EXERCISE TASK 1: Translate this sentence from the electric grid article into Spanish: "In 2023, Texans endured one of the hottest summers in recent memory."
EXERCISE TASK 2: Resume the article on the electric grid's tipping point, starting right after its last sentence.

EXCERPTED PASSAGE:
+++++

Approaching a Tipping Point for the Electric Grid

The electric power industry is witnessing a sea change in how the grid works. With ambitious goals for decarbonization and current installations in some parts of the world providing 75%–90% instantaneous generation from renewables, the physics of the grid are shifting.

Today, most renewable generating sources, storage batteries, and a variety of electricity-powered devices like electric vehicles (EVs) connect to the grid using inverters. Inverters are programmable electronic equipment that mimic traditional grid-connected generators and devices in their operation. These are called “grid-following” inverters because, as the name implies, they simply follow the grid and inject power into it.

Under the existing framework for power system operations, automatic controllers respond to physical signals produced by spinning turbines. But grid-following inverter-based resources do not produce those same signals. And we already know that grid-following inverters may not behave correctly in a variety of circumstances. For example, they may cause installations to withdraw from the grid during faults or large changes in load, threatening an outage.[1] Are we reaching a tipping point when the 20th-century approach to controlling power on transmission and distribution networks is no longer ideal for 21st-century systems?

A group of power system experts from around the world debated this topic at the second general meeting of the Universal Interoperability of Grid-Forming Inverters Consortium (UNIFI).[2] With funding from a U.S. Department of Energy (DOE) grant, UNIFI participants have spent the past two years querying industry, constructing models, testing theories, and observing systems to understand the following:

• How quickly we could reach a very high penetration of renewables on our grids.
• What types of problems to anticipate.
• Whether and when we need a new generation of inverters — called “grid-forming” or GFM inverters — to ensure stability, optimal operations, and black start capability.[3]
• How to achieve interoperability among a wide array of devices that will connect to our future grid.

Image 1 — Participants at UNIFI General Meeting in Orlando, Florida, July 2023

 

UNIFI’s external advisory board, which includes experts from Europe, Asia, and the Americas, participated in the meeting to critique the project and help the consortium carry out its work. As a nontechnical guest at the meeting, I observed presentations and interviewed participants, and I noted that the idea of a tipping point came up frequently. Based on my lived experience as a Texas resident, I realize it is approaching quickly.

The Texas Tipping Point? Heat, Renewables, Outages, and New Rules

Heat

In 2023, Texans endured one of the hottest summers in recent memory. Day after day, temperatures exceeded 100 degrees Fahrenheit across much of the state. Demand for electricity broke records, then broke records again. On Aug. 1, 2023, for example, demand broke the previous August record by more than 5,000 MW, and then broke that record again on Aug. 7, then Aug. 9, then Aug. 10. And the Electric Reliability Council of Texas (ERCOT), which operates a grid that provides power to 90% of the state’s customers, met that demand with generation exceeding past amounts as well.

Renewables

At the most recent UNIFI meeting, Ben Kroposki, organizational director of UNIFI and director of the Power Systems Engineering Center at the National Renewable Energy Laboratory, reported that the ERCOT grid has periodically hit more than 70% instantaneous generation by renewables. In other words, the penetration of renewables on the ERCOT grid is increasing rapidly, and wind and solar power — when available — are increasingly responsible for meeting peak load demands, especially in Texas’ hot weather. We are relying more and more on inverter-based resources in Texas.

+++++

DATA EXTRACT:
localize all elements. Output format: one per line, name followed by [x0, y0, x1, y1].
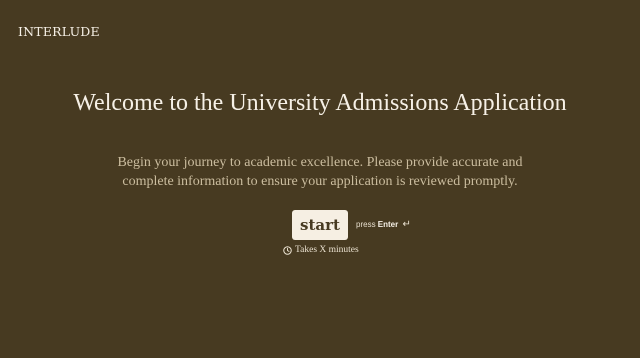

+++++

RIGHT ANSWER 1: En 2023, los texanos soportaron uno de los veranos más calurosos que se recuerden.

RIGHT ANSWER 2:
Outages

The grid-following inverters that link renewables to the ERCOT network have failed on occasion. During the Odessa disturbance events in May 2021, June 2021, and June 2022, the Texas grid lost generation from solar installations when the control devices responded to faults elsewhere on the system. The inverters, acting as programmed, removed solar power from the grid, which was not the intended result.

Though each incident was slightly different, together they reflected shortcomings in the way grid-following inverters are designed and programmed to perform on interconnections. While the outages did not directly affect customers, they were significant enough to entail analysis by ERCOT, the Texas Reliability Entity (which monitors and enforces ERCOT compliance with national reliability standards), and the North American Electric Reliability Corporation (NERC).[4] The agencies noted in the report on the 2022 disturbance that this type of outage posed a significant risk to the bulk power system. Both reports called for improved compliance with NERC recommendations for reliability, and the later report underscored the urgent need for updated NERC standards for inverter-based resources connected to the grid.

New Rules

In response to the Odessa disturbances and similar problems elsewhere in the world, ERCOT recently issued a proposal to require upgraded grid-following inverter technology to avoid these types of outages in the future. The proposal calls for all inverter-based resources, both currently connected and planned for, to upgrade their grid-following connection technologies by 2025.

While representatives from the renewables industry expressed support for the new standard in concept, the cost of making the upgrades, some ambiguity about how well the changes will work, and the speed with which the transition would have to take place is causing great consternation.[5] The ERCOT system has been at the leading edge of integrating renewables. ERCOT collaborates with UNIFI and other initiatives to investigate how grid-following and grid-forming inverters affect the grid as they become more numerous. For example, ERCOT’s Inverter-Based Resource Working Group has already been conducting tests to determine how GFMs could mitigate the problems previously experienced with grid-following inverters.[6] ERCOT put forward the current proposal to address an immediate concern, and it reflects the challenges all systems will face as the they reach an inverter-tipping point: What kind of changes are needed, and how fast? What will they cost, and will they work?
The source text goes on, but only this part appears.